**Saved entries**
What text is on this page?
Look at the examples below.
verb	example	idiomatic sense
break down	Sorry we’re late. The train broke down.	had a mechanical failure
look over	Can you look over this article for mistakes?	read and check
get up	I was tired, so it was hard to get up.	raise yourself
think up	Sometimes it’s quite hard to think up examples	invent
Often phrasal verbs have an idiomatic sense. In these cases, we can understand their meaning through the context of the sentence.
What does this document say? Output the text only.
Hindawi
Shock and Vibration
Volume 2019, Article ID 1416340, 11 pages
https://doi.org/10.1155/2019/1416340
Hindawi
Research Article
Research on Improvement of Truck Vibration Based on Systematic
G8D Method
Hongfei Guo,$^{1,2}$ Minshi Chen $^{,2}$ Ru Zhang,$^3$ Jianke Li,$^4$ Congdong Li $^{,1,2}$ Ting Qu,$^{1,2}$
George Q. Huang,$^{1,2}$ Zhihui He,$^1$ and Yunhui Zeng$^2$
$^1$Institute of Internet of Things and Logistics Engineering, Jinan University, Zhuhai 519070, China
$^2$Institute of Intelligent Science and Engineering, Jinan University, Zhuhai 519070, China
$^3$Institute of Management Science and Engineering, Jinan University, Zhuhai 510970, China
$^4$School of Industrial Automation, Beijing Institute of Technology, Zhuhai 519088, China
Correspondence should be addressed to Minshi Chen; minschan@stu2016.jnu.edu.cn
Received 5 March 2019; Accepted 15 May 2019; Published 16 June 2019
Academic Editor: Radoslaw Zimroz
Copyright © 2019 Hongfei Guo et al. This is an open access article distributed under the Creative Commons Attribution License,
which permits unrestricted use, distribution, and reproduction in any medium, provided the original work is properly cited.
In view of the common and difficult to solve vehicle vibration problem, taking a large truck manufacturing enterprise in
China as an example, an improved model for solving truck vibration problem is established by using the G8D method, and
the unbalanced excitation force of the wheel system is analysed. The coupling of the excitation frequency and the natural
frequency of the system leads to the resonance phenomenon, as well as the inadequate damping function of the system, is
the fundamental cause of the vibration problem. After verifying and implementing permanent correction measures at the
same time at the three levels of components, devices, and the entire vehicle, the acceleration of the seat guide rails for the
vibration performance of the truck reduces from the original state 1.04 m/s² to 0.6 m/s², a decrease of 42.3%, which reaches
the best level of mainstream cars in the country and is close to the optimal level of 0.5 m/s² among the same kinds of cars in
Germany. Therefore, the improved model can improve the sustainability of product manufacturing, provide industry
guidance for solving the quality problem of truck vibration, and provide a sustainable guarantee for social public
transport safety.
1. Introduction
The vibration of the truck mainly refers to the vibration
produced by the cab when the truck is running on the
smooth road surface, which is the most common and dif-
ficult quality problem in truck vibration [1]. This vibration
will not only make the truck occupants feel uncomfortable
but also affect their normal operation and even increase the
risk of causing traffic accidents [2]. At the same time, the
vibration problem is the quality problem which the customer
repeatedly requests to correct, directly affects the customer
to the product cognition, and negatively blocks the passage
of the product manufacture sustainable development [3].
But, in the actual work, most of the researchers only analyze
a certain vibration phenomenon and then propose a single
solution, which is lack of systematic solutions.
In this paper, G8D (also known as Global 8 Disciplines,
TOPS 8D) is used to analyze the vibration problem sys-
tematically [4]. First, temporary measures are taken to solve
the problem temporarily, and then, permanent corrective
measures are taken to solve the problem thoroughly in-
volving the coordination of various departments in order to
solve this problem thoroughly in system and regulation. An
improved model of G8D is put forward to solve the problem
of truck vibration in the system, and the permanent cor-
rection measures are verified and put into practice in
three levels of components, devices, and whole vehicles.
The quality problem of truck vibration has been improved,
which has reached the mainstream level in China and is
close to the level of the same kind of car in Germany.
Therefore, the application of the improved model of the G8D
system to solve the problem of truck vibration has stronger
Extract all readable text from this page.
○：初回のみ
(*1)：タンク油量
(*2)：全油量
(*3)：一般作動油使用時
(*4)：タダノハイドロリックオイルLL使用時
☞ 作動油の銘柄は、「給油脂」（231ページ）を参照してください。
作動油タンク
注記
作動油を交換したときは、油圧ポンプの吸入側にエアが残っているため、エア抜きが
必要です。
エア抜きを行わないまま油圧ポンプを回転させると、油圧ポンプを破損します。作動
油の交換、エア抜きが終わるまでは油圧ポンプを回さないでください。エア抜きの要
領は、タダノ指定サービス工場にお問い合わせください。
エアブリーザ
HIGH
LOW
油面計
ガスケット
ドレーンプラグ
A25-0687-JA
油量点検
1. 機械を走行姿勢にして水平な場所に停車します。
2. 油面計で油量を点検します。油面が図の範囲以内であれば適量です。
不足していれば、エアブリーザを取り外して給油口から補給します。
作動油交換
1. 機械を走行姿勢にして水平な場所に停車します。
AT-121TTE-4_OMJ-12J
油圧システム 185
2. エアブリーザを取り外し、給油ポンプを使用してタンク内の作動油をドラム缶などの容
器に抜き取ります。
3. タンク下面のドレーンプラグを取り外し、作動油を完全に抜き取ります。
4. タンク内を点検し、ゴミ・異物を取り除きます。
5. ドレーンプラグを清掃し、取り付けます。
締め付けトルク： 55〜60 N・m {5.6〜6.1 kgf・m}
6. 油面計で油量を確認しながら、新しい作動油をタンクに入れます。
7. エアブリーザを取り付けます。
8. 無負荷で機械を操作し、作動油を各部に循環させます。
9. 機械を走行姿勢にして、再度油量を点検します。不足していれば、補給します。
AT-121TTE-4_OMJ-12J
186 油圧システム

**Exercise prompt**
Give the count of lines in the data shown above that contain "original", and nothing else.

**Exercise solution**
2